SHORT EXERCISE: Pull out every line containing the string "quod".

STORED RECORDS:

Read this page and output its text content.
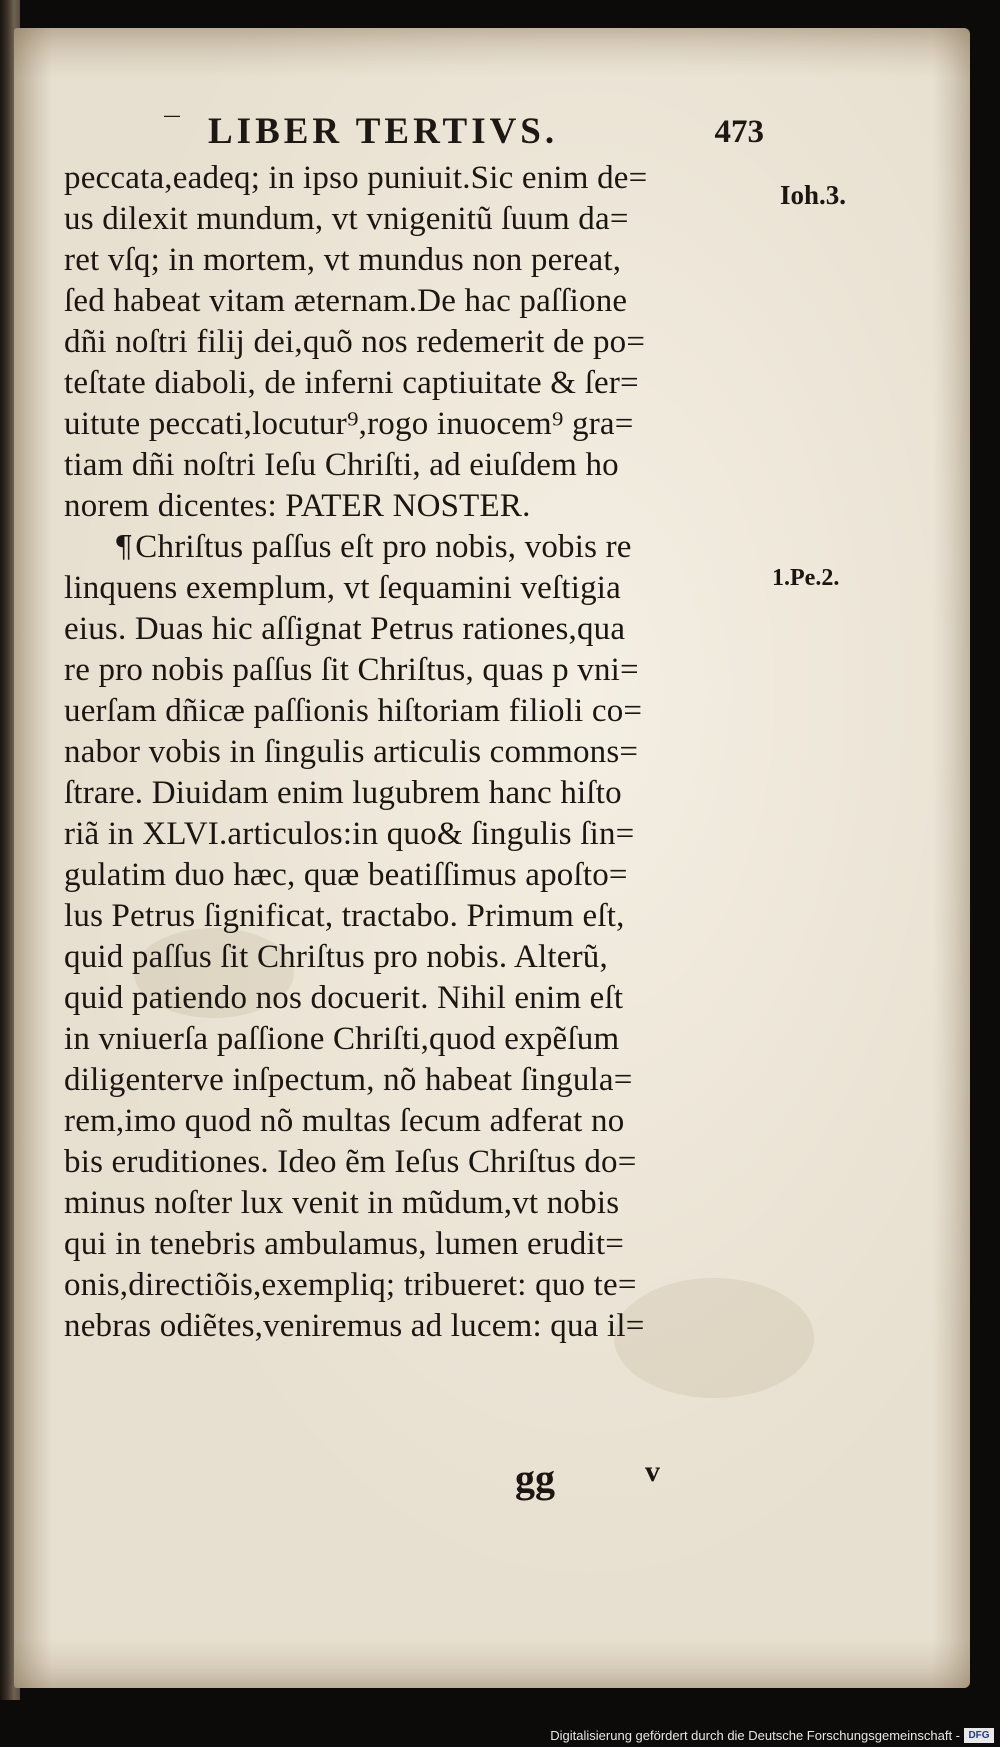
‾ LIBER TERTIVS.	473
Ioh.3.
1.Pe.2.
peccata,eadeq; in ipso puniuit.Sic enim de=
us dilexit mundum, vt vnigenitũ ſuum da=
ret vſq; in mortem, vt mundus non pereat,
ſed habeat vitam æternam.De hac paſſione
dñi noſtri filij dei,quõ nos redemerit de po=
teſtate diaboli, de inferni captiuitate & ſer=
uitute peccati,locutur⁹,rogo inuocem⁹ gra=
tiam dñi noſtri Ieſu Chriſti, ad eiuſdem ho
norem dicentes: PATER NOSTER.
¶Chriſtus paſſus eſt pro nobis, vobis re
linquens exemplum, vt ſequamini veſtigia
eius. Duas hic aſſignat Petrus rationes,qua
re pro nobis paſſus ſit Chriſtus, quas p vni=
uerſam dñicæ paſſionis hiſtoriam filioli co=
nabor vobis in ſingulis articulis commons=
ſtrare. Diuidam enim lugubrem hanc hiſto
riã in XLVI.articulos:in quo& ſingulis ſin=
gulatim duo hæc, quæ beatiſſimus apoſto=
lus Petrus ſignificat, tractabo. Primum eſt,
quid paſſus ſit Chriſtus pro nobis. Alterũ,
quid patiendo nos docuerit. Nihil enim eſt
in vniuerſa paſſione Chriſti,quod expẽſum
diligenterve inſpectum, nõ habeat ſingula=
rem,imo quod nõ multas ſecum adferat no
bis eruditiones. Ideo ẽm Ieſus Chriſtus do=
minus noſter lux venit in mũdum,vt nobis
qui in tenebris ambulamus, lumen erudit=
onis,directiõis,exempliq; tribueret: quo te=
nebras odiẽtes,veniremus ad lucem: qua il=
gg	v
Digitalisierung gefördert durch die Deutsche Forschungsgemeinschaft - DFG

RESPONSE TO THIS TASK:
in vniuerſa paſſione Chriſti,quod expẽſum
rem,imo quod nõ multas ſecum adferat no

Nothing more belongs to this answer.